THE EXERCISE:
Set down every entry word for word. Omit the pictures.

Dataset items:
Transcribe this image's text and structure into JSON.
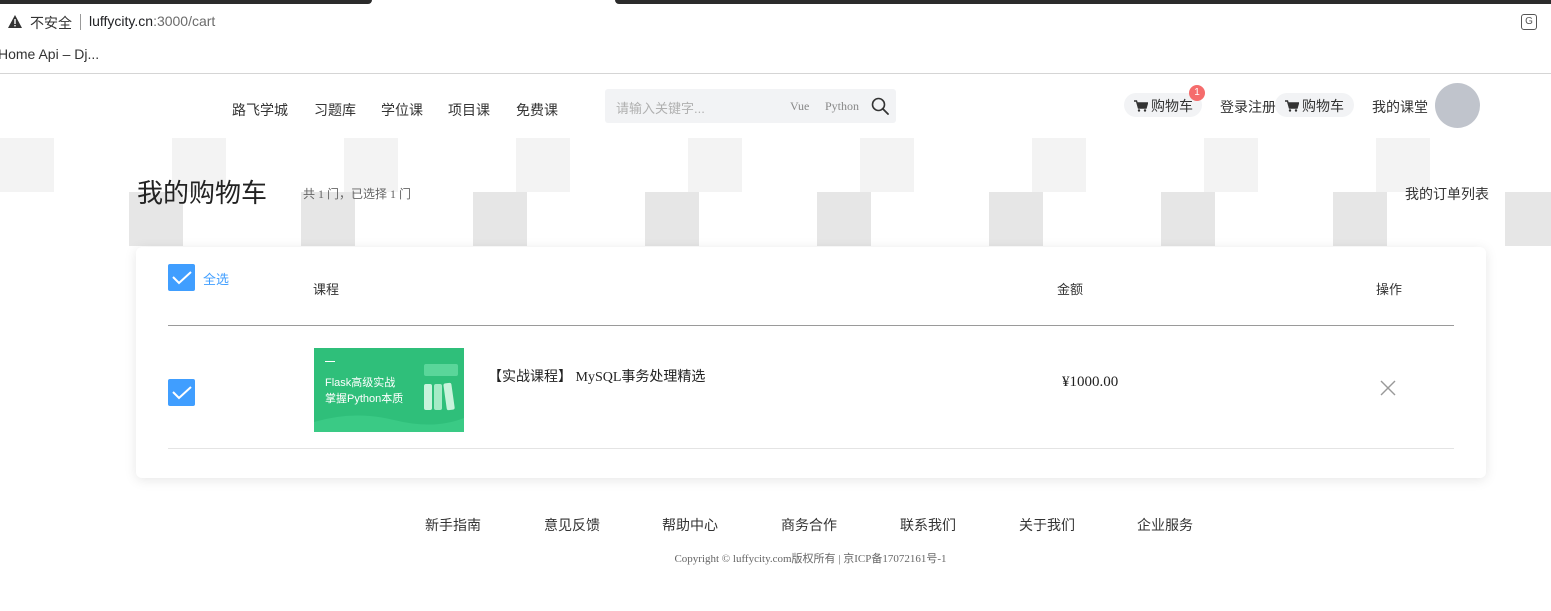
{
  "browser": {
    "security_label": "不安全",
    "url_host": "luffycity.cn",
    "url_path": ":3000/cart",
    "bookmark": "Home Api – Dj..."
  },
  "header": {
    "nav": [
      "路飞学城",
      "习题库",
      "学位课",
      "项目课",
      "免费课"
    ],
    "search": {
      "placeholder": "请输入关键字...",
      "tags": [
        "Vue",
        "Python"
      ]
    },
    "cart_label": "购物车",
    "cart_badge": "1",
    "login_label": "登录注册",
    "cart_label_2": "购物车",
    "my_class": "我的课堂"
  },
  "cart": {
    "title": "我的购物车",
    "summary": "共 1 门，已选择 1 门",
    "orders_link": "我的订单列表",
    "select_all": "全选",
    "columns": {
      "course": "课程",
      "amount": "金额",
      "action": "操作"
    },
    "items": [
      {
        "checked": true,
        "image_line1": "Flask高级实战",
        "image_line2": "掌握Python本质",
        "name": "【实战课程】 MySQL事务处理精选",
        "price": "¥1000.00"
      }
    ]
  },
  "footer": {
    "links": [
      "新手指南",
      "意见反馈",
      "帮助中心",
      "商务合作",
      "联系我们",
      "关于我们",
      "企业服务"
    ],
    "copyright": "Copyright © luffycity.com版权所有 | 京ICP备17072161号-1"
  },
  "colors": {
    "accent": "#409eff",
    "badge": "#f56c6c",
    "course_image": "#2fbf7a"
  }
}
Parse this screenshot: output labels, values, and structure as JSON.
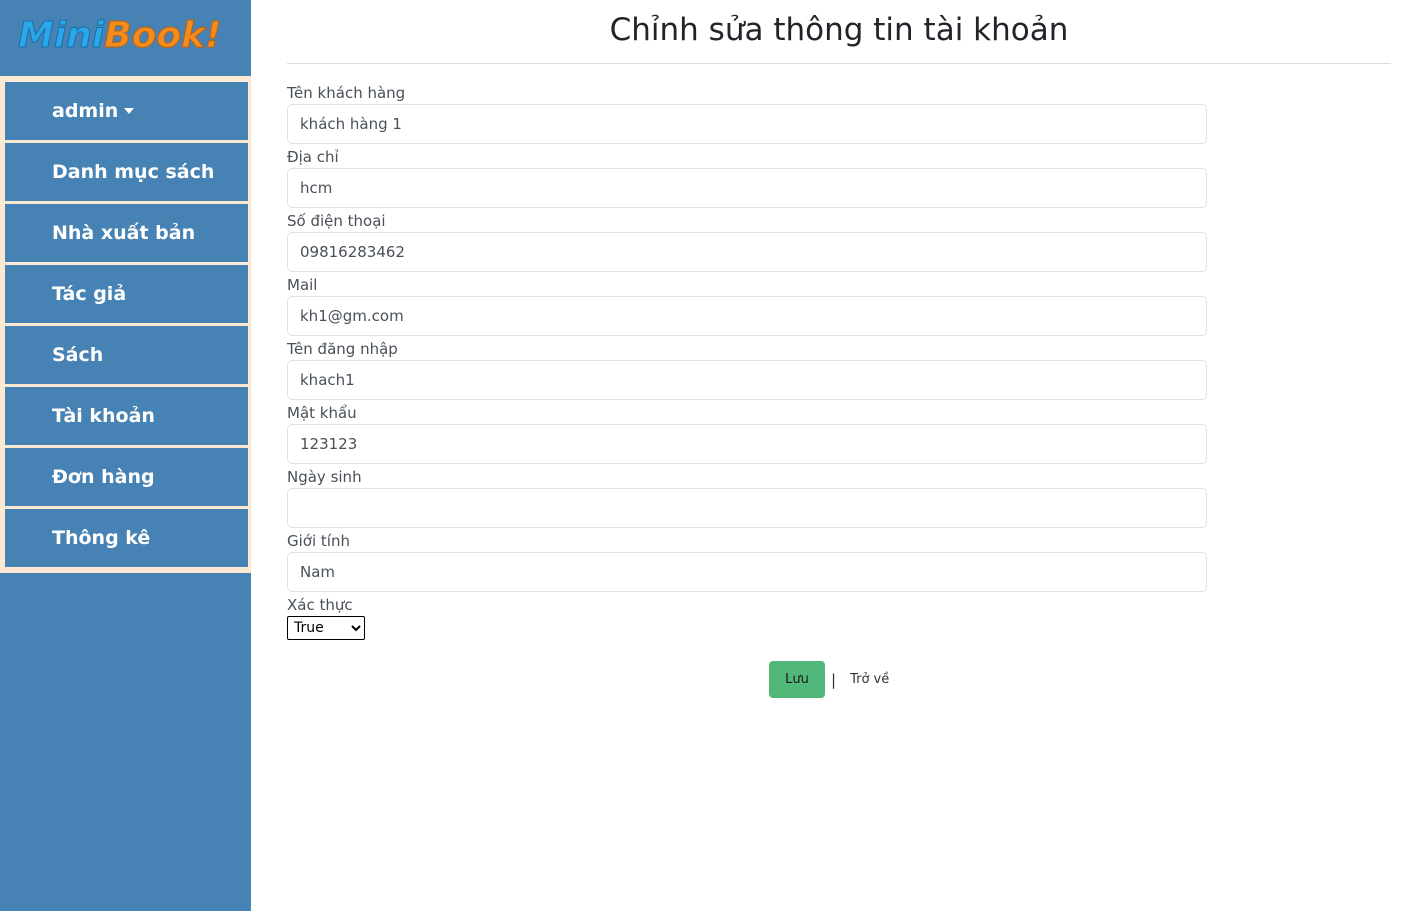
{
  "brand": {
    "logo_part1": "Mini",
    "logo_part2": "Book!"
  },
  "sidebar": {
    "items": [
      {
        "label": "admin",
        "has_caret": true
      },
      {
        "label": "Danh mục sách"
      },
      {
        "label": "Nhà xuất bản"
      },
      {
        "label": "Tác giả"
      },
      {
        "label": "Sách"
      },
      {
        "label": "Tài khoản"
      },
      {
        "label": "Đơn hàng"
      },
      {
        "label": "Thông kê"
      }
    ]
  },
  "page": {
    "title": "Chỉnh sửa thông tin tài khoản"
  },
  "form": {
    "fields": [
      {
        "label": "Tên khách hàng",
        "value": "khách hàng 1"
      },
      {
        "label": "Địa chỉ",
        "value": "hcm"
      },
      {
        "label": "Số điện thoại",
        "value": "09816283462"
      },
      {
        "label": "Mail",
        "value": "kh1@gm.com"
      },
      {
        "label": "Tên đăng nhập",
        "value": "khach1"
      },
      {
        "label": "Mật khẩu",
        "value": "123123"
      },
      {
        "label": "Ngày sinh",
        "value": ""
      },
      {
        "label": "Giới tính",
        "value": "Nam"
      }
    ],
    "verified": {
      "label": "Xác thực",
      "selected": "True"
    }
  },
  "actions": {
    "save_label": "Lưu",
    "separator": "|",
    "back_label": "Trở về"
  },
  "colors": {
    "sidebar_bg": "#4682b4",
    "nav_border": "#fbe9d2",
    "save_button": "#52b87a"
  }
}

ANSWER TO THE EXERCISE:
Transcribe this image's text and structure into JSON.
{
  "browser": {
    "security_label": "不安全",
    "url_host": "luffycity.cn",
    "url_path": ":3000/cart",
    "bookmark": "Home Api – Dj..."
  },
  "header": {
    "nav": [
      "路飞学城",
      "习题库",
      "学位课",
      "项目课",
      "免费课"
    ],
    "search": {
      "placeholder": "请输入关键字...",
      "tags": [
        "Vue",
        "Python"
      ]
    },
    "cart_label": "购物车",
    "cart_badge": "1",
    "login_label": "登录注册",
    "cart_label_2": "购物车",
    "my_class": "我的课堂"
  },
  "cart": {
    "title": "我的购物车",
    "summary": "共 1 门，已选择 1 门",
    "orders_link": "我的订单列表",
    "select_all": "全选",
    "columns": {
      "course": "课程",
      "amount": "金额",
      "action": "操作"
    },
    "items": [
      {
        "checked": true,
        "image_line1": "Flask高级实战",
        "image_line2": "掌握Python本质",
        "name": "【实战课程】 MySQL事务处理精选",
        "price": "¥1000.00"
      }
    ]
  },
  "footer": {
    "links": [
      "新手指南",
      "意见反馈",
      "帮助中心",
      "商务合作",
      "联系我们",
      "关于我们",
      "企业服务"
    ],
    "copyright": "Copyright © luffycity.com版权所有 | 京ICP备17072161号-1"
  },
  "colors": {
    "accent": "#409eff",
    "badge": "#f56c6c",
    "course_image": "#2fbf7a"
  }
}
Parse this screenshot: output labels, values, and structure as JSON.
{
  "brand": {
    "logo_part1": "Mini",
    "logo_part2": "Book!"
  },
  "sidebar": {
    "items": [
      {
        "label": "admin",
        "has_caret": true
      },
      {
        "label": "Danh mục sách"
      },
      {
        "label": "Nhà xuất bản"
      },
      {
        "label": "Tác giả"
      },
      {
        "label": "Sách"
      },
      {
        "label": "Tài khoản"
      },
      {
        "label": "Đơn hàng"
      },
      {
        "label": "Thông kê"
      }
    ]
  },
  "page": {
    "title": "Chỉnh sửa thông tin tài khoản"
  },
  "form": {
    "fields": [
      {
        "label": "Tên khách hàng",
        "value": "khách hàng 1"
      },
      {
        "label": "Địa chỉ",
        "value": "hcm"
      },
      {
        "label": "Số điện thoại",
        "value": "09816283462"
      },
      {
        "label": "Mail",
        "value": "kh1@gm.com"
      },
      {
        "label": "Tên đăng nhập",
        "value": "khach1"
      },
      {
        "label": "Mật khẩu",
        "value": "123123"
      },
      {
        "label": "Ngày sinh",
        "value": ""
      },
      {
        "label": "Giới tính",
        "value": "Nam"
      }
    ],
    "verified": {
      "label": "Xác thực",
      "selected": "True"
    }
  },
  "actions": {
    "save_label": "Lưu",
    "separator": "|",
    "back_label": "Trở về"
  },
  "colors": {
    "sidebar_bg": "#4682b4",
    "nav_border": "#fbe9d2",
    "save_button": "#52b87a"
  }
}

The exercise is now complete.